**Information provided**
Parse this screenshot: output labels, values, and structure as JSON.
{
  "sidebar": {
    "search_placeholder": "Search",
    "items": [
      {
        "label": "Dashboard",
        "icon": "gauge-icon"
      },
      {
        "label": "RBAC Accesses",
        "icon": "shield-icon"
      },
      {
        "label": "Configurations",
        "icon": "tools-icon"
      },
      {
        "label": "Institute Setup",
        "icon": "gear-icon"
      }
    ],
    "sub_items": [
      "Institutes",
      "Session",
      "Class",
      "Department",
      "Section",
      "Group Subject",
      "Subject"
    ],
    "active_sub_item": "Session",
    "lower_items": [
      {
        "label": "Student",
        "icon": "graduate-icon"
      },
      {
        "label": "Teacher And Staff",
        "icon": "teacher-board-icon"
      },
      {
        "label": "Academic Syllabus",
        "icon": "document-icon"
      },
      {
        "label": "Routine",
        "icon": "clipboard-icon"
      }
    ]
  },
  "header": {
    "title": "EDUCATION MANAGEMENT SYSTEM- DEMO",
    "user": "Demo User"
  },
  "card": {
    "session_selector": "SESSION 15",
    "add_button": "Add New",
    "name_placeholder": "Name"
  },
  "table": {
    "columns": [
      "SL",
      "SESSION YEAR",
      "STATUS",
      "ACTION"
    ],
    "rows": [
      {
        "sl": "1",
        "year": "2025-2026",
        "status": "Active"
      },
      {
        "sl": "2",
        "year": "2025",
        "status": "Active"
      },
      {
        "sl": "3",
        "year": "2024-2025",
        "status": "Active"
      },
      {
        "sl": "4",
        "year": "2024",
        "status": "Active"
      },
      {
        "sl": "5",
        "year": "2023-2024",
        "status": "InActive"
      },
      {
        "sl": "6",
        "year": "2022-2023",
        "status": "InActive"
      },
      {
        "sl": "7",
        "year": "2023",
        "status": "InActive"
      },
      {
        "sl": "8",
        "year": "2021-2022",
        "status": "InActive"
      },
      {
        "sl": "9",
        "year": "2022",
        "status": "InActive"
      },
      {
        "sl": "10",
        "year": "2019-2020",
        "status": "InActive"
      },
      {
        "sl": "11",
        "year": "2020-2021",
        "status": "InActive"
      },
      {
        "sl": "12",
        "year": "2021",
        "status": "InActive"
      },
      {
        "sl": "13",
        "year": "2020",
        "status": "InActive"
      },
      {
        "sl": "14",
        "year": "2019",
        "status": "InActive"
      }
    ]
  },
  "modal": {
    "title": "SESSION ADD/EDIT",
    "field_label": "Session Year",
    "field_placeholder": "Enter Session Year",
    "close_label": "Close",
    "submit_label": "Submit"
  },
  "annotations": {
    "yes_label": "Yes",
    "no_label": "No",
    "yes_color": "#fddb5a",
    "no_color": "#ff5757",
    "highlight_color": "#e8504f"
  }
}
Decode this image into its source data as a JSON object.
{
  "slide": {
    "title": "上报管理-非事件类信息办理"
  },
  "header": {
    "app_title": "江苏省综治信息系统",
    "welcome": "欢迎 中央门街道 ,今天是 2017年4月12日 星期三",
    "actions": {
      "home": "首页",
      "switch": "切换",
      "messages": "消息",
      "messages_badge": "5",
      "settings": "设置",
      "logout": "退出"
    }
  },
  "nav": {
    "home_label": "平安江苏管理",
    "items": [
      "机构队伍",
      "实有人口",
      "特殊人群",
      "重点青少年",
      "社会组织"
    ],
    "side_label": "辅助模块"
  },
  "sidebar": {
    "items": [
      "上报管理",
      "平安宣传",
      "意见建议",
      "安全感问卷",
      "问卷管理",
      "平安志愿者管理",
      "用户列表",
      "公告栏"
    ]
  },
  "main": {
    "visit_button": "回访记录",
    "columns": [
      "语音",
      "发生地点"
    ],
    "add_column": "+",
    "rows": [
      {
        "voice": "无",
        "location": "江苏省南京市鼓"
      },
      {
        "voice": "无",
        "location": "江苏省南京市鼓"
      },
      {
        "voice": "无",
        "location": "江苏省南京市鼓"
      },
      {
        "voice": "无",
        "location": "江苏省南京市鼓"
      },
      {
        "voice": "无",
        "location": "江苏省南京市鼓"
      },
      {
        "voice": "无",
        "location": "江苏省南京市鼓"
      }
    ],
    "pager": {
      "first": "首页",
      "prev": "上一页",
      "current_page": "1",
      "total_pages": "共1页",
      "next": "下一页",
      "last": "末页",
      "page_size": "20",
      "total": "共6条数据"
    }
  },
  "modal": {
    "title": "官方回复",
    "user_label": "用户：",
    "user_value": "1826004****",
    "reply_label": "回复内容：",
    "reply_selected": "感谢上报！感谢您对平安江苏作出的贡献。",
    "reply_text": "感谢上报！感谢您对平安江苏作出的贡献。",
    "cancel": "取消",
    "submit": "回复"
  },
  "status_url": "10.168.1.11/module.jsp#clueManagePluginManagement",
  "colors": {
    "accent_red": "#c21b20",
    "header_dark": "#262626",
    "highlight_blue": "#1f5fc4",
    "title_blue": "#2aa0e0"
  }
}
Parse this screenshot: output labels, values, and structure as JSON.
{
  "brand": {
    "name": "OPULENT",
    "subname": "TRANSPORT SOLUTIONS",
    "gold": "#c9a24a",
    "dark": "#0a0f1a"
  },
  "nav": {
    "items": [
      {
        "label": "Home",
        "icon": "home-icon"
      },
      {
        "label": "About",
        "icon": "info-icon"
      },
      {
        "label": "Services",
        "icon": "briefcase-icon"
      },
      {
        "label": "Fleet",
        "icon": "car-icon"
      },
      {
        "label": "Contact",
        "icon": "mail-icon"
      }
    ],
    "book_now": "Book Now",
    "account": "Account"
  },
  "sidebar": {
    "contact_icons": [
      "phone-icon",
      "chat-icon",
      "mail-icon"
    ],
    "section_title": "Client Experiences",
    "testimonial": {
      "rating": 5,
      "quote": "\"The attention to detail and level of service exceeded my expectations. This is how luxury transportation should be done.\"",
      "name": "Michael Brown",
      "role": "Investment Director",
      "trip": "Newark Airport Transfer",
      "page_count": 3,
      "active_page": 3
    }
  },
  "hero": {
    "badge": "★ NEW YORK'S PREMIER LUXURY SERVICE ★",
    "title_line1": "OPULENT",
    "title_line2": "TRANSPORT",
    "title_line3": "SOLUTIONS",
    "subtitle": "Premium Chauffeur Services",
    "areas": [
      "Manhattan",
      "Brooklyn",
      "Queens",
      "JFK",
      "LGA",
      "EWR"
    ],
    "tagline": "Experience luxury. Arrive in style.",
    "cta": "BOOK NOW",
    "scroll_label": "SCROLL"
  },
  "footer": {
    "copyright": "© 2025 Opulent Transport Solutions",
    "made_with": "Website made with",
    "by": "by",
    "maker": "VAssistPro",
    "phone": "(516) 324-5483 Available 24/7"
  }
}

**Exercise description**
Extract the complete listing verbatim.

**Answer to the problem**
Parse this screenshot: output labels, values, and structure as JSON.
{
  "sidebar": {
    "search_placeholder": "Search",
    "items": [
      {
        "label": "Dashboard",
        "icon": "gauge-icon"
      },
      {
        "label": "RBAC Accesses",
        "icon": "shield-icon"
      },
      {
        "label": "Configurations",
        "icon": "tools-icon"
      },
      {
        "label": "Institute Setup",
        "icon": "gear-icon"
      }
    ],
    "sub_items": [
      "Institutes",
      "Session",
      "Class",
      "Department",
      "Section",
      "Group Subject",
      "Subject"
    ],
    "active_sub_item": "Session",
    "lower_items": [
      {
        "label": "Student",
        "icon": "graduate-icon"
      },
      {
        "label": "Teacher And Staff",
        "icon": "teacher-board-icon"
      },
      {
        "label": "Academic Syllabus",
        "icon": "document-icon"
      },
      {
        "label": "Routine",
        "icon": "clipboard-icon"
      }
    ]
  },
  "header": {
    "title": "EDUCATION MANAGEMENT SYSTEM- DEMO",
    "user": "Demo User"
  },
  "card": {
    "session_selector": "SESSION 15",
    "add_button": "Add New",
    "name_placeholder": "Name"
  },
  "table": {
    "columns": [
      "SL",
      "SESSION YEAR",
      "STATUS",
      "ACTION"
    ],
    "rows": [
      {
        "sl": "1",
        "year": "2025-2026",
        "status": "Active"
      },
      {
        "sl": "2",
        "year": "2025",
        "status": "Active"
      },
      {
        "sl": "3",
        "year": "2024-2025",
        "status": "Active"
      },
      {
        "sl": "4",
        "year": "2024",
        "status": "Active"
      },
      {
        "sl": "5",
        "year": "2023-2024",
        "status": "InActive"
      },
      {
        "sl": "6",
        "year": "2022-2023",
        "status": "InActive"
      },
      {
        "sl": "7",
        "year": "2023",
        "status": "InActive"
      },
      {
        "sl": "8",
        "year": "2021-2022",
        "status": "InActive"
      },
      {
        "sl": "9",
        "year": "2022",
        "status": "InActive"
      },
      {
        "sl": "10",
        "year": "2019-2020",
        "status": "InActive"
      },
      {
        "sl": "11",
        "year": "2020-2021",
        "status": "InActive"
      },
      {
        "sl": "12",
        "year": "2021",
        "status": "InActive"
      },
      {
        "sl": "13",
        "year": "2020",
        "status": "InActive"
      },
      {
        "sl": "14",
        "year": "2019",
        "status": "InActive"
      }
    ]
  },
  "modal": {
    "title": "SESSION ADD/EDIT",
    "field_label": "Session Year",
    "field_placeholder": "Enter Session Year",
    "close_label": "Close",
    "submit_label": "Submit"
  },
  "annotations": {
    "yes_label": "Yes",
    "no_label": "No",
    "yes_color": "#fddb5a",
    "no_color": "#ff5757",
    "highlight_color": "#e8504f"
  }
}
Decode this image into its source data as a JSON object.
{
  "slide": {
    "title": "上报管理-非事件类信息办理"
  },
  "header": {
    "app_title": "江苏省综治信息系统",
    "welcome": "欢迎 中央门街道 ,今天是 2017年4月12日 星期三",
    "actions": {
      "home": "首页",
      "switch": "切换",
      "messages": "消息",
      "messages_badge": "5",
      "settings": "设置",
      "logout": "退出"
    }
  },
  "nav": {
    "home_label": "平安江苏管理",
    "items": [
      "机构队伍",
      "实有人口",
      "特殊人群",
      "重点青少年",
      "社会组织"
    ],
    "side_label": "辅助模块"
  },
  "sidebar": {
    "items": [
      "上报管理",
      "平安宣传",
      "意见建议",
      "安全感问卷",
      "问卷管理",
      "平安志愿者管理",
      "用户列表",
      "公告栏"
    ]
  },
  "main": {
    "visit_button": "回访记录",
    "columns": [
      "语音",
      "发生地点"
    ],
    "add_column": "+",
    "rows": [
      {
        "voice": "无",
        "location": "江苏省南京市鼓"
      },
      {
        "voice": "无",
        "location": "江苏省南京市鼓"
      },
      {
        "voice": "无",
        "location": "江苏省南京市鼓"
      },
      {
        "voice": "无",
        "location": "江苏省南京市鼓"
      },
      {
        "voice": "无",
        "location": "江苏省南京市鼓"
      },
      {
        "voice": "无",
        "location": "江苏省南京市鼓"
      }
    ],
    "pager": {
      "first": "首页",
      "prev": "上一页",
      "current_page": "1",
      "total_pages": "共1页",
      "next": "下一页",
      "last": "末页",
      "page_size": "20",
      "total": "共6条数据"
    }
  },
  "modal": {
    "title": "官方回复",
    "user_label": "用户：",
    "user_value": "1826004****",
    "reply_label": "回复内容：",
    "reply_selected": "感谢上报！感谢您对平安江苏作出的贡献。",
    "reply_text": "感谢上报！感谢您对平安江苏作出的贡献。",
    "cancel": "取消",
    "submit": "回复"
  },
  "status_url": "10.168.1.11/module.jsp#clueManagePluginManagement",
  "colors": {
    "accent_red": "#c21b20",
    "header_dark": "#262626",
    "highlight_blue": "#1f5fc4",
    "title_blue": "#2aa0e0"
  }
}
Parse this screenshot: output labels, values, and structure as JSON.
{
  "brand": {
    "name": "OPULENT",
    "subname": "TRANSPORT SOLUTIONS",
    "gold": "#c9a24a",
    "dark": "#0a0f1a"
  },
  "nav": {
    "items": [
      {
        "label": "Home",
        "icon": "home-icon"
      },
      {
        "label": "About",
        "icon": "info-icon"
      },
      {
        "label": "Services",
        "icon": "briefcase-icon"
      },
      {
        "label": "Fleet",
        "icon": "car-icon"
      },
      {
        "label": "Contact",
        "icon": "mail-icon"
      }
    ],
    "book_now": "Book Now",
    "account": "Account"
  },
  "sidebar": {
    "contact_icons": [
      "phone-icon",
      "chat-icon",
      "mail-icon"
    ],
    "section_title": "Client Experiences",
    "testimonial": {
      "rating": 5,
      "quote": "\"The attention to detail and level of service exceeded my expectations. This is how luxury transportation should be done.\"",
      "name": "Michael Brown",
      "role": "Investment Director",
      "trip": "Newark Airport Transfer",
      "page_count": 3,
      "active_page": 3
    }
  },
  "hero": {
    "badge": "★ NEW YORK'S PREMIER LUXURY SERVICE ★",
    "title_line1": "OPULENT",
    "title_line2": "TRANSPORT",
    "title_line3": "SOLUTIONS",
    "subtitle": "Premium Chauffeur Services",
    "areas": [
      "Manhattan",
      "Brooklyn",
      "Queens",
      "JFK",
      "LGA",
      "EWR"
    ],
    "tagline": "Experience luxury. Arrive in style.",
    "cta": "BOOK NOW",
    "scroll_label": "SCROLL"
  },
  "footer": {
    "copyright": "© 2025 Opulent Transport Solutions",
    "made_with": "Website made with",
    "by": "by",
    "maker": "VAssistPro",
    "phone": "(516) 324-5483 Available 24/7"
  }
}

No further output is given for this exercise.